* [Passage]:
----------------
# Arii Flakpanzer IV - a fail, right out of the box!



## Faust (Dec 1, 2012)

Sometimes, getting what you wished for isn’t all that it’s cracked up to be. While I’m not a hardcore armour modeller in the sense that I go out and get all kinds of fancy aftermarket stuff, I still like my tanks to at least be half-decent kits to start with. I also like them in small scale, so that’s why I’ve gravitated towards the old Matchbox and Fujimi 1/76 models. They’re small, well-detailed enough and simple enough to be fun.

However, I was hoping I’d be able to find a Flakpanzer IV for my collection. I hadn’t been able to find a record of such a kit in 1/76, so you can imagine how pleased I was to find out that there was indeed a model of it in this old scale! The kit I found was made in Japan by Arii, and it was even a “diorama set” as it proclaimed on the box! 

The problem is that the kit is not quite up to the standards I’m used to on armour, and as you have read, my standards aren’t particularly high. Follow the link below to see what this kit is like, and why you should never buy one, given the chance!

*https://adamrehorn.wordpress.com/mo...eviews/arii-176-flakpanzer-iv-wirbelwind-oob/*


----------



## djnick66 (May 2, 2008)

I've had all of those kits. A couple are passable. Remeber they are VERY old. They date back to the late 60s and were originally sold by Eidai and then Grip (or was it Grip then Eidai?). They were intended as wargaming kits not serious models. Wargamer's Digest used to highlight their new releases. There is actually still some demand for a few of the kits in the range. Currently the molds are owned by Mirco Ace, who took over from Arii when they went bankrupt a few years ago. But, Micro Ace says the molds are shot and they have no plans to reissue them. Also, the molds for the kit in high demand, the V-2 missile launch set up with rocket, trailer, tractor, halftrack, launch plate, etc., is gone. I had that kit and it was really very nice. Again, we are talking about something as old as the Aurora Anzio Beach and Rat Patrol sets so its not going to be a 2017 Tamiya kit.

If you want a 1/76 Flak Panzer you could use the hull of the Airfix or Nitto Panzer IV and use the turret from the Arii/Grip/Eidai kit. The old Nitto Flakvierling gun may be more detailed too.
----------------
* [Set exercise 1]: Decide whether each statement agrees with the thread about the Arii Flakpanzer IV kit, answering yes or no and quoting the words of the thread that settle it: (a) The box called the Arii kit a diorama set. (b) Micro Ace intends to reissue the kits. (c) The kits were meant as serious models.
The thread above and the listing that comes next are unrelated material.

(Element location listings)
----------------
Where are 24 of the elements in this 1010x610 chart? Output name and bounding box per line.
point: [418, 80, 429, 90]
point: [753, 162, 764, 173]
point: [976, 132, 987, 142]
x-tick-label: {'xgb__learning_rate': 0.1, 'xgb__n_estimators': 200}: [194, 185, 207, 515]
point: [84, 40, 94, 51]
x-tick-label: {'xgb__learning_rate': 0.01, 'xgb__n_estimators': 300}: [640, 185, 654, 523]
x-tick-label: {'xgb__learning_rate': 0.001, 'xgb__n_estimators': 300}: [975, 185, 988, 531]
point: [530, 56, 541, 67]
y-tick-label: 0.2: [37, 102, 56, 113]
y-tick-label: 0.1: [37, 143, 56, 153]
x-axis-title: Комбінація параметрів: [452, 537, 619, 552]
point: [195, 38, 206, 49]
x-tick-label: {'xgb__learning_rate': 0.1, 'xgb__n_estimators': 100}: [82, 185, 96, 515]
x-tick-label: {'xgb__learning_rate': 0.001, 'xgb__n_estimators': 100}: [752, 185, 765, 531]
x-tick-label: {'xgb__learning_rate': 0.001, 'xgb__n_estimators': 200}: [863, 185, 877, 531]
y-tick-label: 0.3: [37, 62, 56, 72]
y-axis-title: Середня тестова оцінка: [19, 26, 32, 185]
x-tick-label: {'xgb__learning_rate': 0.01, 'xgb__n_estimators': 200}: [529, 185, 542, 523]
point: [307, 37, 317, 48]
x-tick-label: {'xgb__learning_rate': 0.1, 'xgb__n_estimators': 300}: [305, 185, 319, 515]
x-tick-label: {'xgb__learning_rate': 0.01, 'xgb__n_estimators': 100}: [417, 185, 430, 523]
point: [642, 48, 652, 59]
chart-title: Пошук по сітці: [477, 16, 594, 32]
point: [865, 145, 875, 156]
----------------
* [Set exercise 2]: Reproduce the listing line for line, beginning with its first line and stopping after the line that contains "185, 207, 515]".

* [Complete answer 1]:
(a) Yes: "it was even a “diorama set” as it proclaimed on the box!"
(b) No: "Micro Ace says the molds are shot and they have no plans to reissue them."
(c) No: "They were intended as wargaming kits not serious models."

* [Complete answer 2]:
Where are 24 of the elements in this 1010x610 chart? Output name and bounding box per line.
point: [418, 80, 429, 90]
point: [753, 162, 764, 173]
point: [976, 132, 987, 142]
x-tick-label: {'xgb__learning_rate': 0.1, 'xgb__n_estimators': 200}: [194, 185, 207, 515]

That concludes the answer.